### WHAT YOU NEED TO DO
Render the lines from the start of the records through the line containing "item-number: 3. <box>392 820 404 834</box>", both included, as a numbered list with blank lines left out.

### DATA LINES

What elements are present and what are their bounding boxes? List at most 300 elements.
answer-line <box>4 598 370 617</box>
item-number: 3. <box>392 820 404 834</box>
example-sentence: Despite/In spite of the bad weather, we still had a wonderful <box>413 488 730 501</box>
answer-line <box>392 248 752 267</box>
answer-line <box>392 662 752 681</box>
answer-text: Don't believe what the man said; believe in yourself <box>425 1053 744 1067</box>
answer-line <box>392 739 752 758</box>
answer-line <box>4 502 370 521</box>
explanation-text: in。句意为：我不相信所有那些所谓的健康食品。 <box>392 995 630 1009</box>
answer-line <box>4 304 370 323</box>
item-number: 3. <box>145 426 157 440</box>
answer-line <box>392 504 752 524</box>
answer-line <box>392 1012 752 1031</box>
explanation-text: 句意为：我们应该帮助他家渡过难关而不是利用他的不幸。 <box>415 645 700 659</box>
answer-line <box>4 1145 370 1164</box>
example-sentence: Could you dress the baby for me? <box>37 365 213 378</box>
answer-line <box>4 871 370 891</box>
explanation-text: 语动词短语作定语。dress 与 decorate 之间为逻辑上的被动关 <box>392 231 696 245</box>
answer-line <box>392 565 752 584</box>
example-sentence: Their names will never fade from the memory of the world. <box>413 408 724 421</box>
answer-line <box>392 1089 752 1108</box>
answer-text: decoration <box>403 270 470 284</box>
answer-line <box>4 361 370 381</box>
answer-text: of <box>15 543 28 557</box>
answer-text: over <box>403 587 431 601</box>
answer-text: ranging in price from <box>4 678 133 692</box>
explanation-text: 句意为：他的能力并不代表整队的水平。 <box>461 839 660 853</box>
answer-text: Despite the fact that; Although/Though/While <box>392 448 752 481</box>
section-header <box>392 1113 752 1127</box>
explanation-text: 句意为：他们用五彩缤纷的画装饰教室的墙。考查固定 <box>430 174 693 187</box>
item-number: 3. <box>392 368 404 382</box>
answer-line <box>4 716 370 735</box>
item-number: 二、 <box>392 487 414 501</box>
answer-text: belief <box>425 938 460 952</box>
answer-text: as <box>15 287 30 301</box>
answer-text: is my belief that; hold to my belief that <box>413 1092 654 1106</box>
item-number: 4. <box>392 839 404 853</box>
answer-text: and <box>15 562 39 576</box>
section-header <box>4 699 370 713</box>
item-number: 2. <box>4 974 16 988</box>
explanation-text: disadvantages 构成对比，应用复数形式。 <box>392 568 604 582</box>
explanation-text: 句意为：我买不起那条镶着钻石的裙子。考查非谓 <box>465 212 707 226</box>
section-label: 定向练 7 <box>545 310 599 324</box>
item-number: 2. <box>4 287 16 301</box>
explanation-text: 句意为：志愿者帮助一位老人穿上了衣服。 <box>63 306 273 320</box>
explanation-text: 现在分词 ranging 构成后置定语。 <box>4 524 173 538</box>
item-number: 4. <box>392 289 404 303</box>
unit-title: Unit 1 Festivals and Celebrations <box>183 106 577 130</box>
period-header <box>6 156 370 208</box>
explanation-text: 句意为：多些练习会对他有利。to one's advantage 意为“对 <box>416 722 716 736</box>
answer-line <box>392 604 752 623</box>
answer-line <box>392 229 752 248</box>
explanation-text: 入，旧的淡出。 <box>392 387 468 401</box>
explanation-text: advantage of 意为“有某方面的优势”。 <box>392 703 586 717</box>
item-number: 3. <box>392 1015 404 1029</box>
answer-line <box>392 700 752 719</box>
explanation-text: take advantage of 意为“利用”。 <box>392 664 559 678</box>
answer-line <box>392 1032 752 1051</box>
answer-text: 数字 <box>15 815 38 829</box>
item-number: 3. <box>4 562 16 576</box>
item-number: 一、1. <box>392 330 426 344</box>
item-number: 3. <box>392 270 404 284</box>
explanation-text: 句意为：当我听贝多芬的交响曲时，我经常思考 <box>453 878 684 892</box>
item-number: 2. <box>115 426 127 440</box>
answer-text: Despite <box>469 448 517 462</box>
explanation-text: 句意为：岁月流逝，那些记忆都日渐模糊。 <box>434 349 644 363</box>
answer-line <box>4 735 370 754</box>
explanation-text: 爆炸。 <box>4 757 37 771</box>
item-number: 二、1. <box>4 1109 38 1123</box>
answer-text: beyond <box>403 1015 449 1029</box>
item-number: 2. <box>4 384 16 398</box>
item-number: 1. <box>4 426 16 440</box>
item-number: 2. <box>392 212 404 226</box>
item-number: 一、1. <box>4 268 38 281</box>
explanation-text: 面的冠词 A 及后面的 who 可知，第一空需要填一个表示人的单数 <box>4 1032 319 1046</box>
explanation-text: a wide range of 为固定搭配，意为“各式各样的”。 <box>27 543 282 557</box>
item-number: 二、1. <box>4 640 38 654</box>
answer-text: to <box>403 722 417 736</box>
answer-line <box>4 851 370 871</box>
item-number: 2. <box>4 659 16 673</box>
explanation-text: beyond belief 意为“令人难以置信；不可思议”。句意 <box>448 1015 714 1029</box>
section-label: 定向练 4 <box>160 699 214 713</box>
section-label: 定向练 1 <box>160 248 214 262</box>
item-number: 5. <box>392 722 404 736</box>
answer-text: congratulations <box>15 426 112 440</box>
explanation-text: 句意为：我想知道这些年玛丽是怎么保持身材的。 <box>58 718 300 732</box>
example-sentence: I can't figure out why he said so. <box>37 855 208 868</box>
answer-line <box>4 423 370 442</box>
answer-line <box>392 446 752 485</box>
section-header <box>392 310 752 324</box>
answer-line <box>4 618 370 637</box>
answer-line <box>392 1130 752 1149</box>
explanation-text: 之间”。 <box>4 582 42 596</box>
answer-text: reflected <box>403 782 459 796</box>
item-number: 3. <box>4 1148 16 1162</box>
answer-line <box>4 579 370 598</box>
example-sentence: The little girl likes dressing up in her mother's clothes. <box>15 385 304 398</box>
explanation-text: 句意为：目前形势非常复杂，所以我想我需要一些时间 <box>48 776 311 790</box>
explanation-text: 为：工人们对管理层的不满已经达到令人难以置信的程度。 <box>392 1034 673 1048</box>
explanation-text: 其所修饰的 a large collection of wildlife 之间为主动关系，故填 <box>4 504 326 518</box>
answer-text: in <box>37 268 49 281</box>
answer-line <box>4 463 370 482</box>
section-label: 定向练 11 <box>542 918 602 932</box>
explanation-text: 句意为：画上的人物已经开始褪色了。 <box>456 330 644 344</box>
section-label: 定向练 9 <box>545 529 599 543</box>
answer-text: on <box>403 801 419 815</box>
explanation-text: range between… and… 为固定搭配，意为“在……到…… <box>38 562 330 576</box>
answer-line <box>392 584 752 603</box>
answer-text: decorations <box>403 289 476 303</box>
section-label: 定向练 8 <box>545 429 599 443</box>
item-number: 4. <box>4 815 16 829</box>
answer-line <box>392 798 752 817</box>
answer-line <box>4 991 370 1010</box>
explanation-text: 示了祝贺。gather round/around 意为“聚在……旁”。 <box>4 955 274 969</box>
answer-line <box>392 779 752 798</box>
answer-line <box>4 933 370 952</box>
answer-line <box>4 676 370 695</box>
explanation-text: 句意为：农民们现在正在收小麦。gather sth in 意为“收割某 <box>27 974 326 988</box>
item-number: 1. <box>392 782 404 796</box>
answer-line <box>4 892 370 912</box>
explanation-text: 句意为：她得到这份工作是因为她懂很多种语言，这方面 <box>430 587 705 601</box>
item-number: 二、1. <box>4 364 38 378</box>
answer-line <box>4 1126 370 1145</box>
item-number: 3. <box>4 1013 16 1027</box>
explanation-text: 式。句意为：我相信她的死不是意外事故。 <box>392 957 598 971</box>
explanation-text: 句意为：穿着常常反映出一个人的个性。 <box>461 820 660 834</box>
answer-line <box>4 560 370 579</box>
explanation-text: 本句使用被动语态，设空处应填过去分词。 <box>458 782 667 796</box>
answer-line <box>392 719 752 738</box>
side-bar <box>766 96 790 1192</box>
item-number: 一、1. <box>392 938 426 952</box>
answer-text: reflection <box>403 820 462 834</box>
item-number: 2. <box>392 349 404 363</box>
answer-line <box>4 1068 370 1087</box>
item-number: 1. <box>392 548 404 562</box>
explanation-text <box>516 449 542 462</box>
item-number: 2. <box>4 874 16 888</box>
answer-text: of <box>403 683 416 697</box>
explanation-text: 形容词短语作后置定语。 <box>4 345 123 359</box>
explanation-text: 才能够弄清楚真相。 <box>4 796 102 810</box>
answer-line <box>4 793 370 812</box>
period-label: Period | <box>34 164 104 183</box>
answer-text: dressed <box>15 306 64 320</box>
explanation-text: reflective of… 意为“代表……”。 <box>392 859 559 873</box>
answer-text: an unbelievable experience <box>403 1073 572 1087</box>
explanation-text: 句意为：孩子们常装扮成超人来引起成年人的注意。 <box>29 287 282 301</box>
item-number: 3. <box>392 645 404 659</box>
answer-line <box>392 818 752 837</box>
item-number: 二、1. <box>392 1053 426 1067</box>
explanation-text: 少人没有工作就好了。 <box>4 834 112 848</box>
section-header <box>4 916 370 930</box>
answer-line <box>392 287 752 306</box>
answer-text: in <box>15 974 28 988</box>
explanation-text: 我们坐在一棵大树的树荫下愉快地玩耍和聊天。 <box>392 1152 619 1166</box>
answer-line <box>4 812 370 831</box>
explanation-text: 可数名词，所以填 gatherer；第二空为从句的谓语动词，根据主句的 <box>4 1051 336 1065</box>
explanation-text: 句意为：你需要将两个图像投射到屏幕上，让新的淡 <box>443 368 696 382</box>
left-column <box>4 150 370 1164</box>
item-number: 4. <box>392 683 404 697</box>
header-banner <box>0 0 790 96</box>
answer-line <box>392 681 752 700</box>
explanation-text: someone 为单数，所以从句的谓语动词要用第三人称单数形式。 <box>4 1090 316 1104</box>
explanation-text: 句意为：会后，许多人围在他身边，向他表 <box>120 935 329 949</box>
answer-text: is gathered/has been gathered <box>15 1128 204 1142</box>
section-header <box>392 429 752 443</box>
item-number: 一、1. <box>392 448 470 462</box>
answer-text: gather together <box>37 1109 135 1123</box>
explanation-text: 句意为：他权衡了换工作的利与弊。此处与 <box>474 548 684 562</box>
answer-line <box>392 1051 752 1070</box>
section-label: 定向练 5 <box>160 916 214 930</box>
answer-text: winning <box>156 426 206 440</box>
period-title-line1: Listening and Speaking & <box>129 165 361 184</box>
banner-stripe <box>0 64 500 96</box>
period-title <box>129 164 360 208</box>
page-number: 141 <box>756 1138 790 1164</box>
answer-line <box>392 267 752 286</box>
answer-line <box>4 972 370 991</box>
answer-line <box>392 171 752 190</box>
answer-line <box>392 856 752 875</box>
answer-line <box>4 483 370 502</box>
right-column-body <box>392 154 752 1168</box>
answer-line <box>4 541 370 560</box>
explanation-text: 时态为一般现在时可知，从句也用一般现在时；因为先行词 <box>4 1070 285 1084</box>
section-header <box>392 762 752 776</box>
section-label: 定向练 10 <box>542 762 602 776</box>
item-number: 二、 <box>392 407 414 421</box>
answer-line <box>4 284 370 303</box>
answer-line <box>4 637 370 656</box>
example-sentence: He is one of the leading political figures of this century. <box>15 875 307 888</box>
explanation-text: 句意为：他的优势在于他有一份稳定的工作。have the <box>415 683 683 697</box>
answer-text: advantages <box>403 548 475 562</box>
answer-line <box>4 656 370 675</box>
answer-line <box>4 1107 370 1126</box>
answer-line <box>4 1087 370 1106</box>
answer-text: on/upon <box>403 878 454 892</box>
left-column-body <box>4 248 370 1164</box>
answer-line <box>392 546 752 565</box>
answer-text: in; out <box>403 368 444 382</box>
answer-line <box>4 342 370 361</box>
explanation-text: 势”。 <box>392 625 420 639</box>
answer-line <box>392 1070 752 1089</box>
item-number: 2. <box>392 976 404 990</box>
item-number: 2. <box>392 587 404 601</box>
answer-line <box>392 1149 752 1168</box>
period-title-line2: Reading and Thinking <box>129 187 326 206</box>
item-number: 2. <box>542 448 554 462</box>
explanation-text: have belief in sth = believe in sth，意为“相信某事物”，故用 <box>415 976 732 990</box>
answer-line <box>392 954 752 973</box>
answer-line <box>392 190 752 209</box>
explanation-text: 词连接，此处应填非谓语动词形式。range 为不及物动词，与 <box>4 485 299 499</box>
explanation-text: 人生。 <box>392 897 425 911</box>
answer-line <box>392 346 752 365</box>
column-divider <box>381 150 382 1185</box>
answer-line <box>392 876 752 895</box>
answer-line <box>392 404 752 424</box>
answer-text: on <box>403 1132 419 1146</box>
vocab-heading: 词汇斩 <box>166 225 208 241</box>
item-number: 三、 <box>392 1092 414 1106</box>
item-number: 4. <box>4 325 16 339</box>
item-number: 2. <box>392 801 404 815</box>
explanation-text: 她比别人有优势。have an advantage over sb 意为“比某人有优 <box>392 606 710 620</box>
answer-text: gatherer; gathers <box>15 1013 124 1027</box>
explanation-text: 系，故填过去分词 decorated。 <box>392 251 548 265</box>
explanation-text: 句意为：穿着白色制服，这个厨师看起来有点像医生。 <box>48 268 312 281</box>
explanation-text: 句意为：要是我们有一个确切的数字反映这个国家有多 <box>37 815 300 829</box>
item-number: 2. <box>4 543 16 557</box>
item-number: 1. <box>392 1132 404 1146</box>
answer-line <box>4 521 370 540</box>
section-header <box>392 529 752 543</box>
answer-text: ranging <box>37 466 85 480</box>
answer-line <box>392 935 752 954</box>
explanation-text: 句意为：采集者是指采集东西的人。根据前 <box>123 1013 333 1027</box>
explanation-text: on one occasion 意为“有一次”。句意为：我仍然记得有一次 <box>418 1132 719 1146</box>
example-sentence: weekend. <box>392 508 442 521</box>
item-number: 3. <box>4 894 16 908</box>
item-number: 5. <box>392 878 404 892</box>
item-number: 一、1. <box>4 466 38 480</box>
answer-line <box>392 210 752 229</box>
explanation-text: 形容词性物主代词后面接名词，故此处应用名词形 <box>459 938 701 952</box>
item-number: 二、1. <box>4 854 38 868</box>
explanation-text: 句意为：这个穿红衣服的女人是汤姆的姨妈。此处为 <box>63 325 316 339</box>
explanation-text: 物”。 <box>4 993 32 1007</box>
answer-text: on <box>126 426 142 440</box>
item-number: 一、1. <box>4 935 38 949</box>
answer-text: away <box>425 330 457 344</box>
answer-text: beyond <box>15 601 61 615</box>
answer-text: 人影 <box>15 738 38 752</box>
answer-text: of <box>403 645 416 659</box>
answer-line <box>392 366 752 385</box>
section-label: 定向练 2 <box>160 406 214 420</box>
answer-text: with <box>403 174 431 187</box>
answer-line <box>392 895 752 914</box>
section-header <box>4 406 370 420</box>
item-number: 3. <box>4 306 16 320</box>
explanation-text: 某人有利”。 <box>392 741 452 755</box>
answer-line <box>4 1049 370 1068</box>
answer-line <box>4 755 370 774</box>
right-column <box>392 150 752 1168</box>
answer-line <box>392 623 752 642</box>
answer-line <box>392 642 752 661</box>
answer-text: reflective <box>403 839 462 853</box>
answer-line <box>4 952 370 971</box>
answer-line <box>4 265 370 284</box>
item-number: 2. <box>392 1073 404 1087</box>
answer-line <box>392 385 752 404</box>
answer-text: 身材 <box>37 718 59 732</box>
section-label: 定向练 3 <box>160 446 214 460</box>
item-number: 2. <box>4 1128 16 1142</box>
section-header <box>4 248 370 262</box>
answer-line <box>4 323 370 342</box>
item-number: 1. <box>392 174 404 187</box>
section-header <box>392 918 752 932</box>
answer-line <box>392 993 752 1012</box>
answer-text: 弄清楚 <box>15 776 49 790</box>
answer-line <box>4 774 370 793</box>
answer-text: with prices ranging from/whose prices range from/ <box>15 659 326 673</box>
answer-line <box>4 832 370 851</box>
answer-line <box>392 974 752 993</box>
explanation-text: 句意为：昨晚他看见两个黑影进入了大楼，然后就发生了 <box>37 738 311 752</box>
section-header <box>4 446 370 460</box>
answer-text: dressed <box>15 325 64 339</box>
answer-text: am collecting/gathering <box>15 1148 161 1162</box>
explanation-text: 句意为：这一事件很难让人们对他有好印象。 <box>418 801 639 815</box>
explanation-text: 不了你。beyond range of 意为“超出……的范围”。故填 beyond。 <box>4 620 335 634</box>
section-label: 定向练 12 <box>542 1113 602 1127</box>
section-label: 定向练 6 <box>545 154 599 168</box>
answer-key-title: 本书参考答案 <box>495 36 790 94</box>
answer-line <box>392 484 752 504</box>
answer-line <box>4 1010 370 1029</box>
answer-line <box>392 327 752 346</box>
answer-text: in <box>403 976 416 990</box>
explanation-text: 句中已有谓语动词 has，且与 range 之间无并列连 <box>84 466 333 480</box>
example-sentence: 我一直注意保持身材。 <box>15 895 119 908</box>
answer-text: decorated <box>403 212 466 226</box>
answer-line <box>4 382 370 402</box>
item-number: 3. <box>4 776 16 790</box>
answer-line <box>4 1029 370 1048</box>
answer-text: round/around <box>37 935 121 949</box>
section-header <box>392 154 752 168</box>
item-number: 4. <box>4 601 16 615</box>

### CORRECT OUTPUT
1. What elements are present and what are their bounding boxes? List at most 300 elements.
2. answer-line <box>4 598 370 617</box>
3. item-number: 3. <box>392 820 404 834</box>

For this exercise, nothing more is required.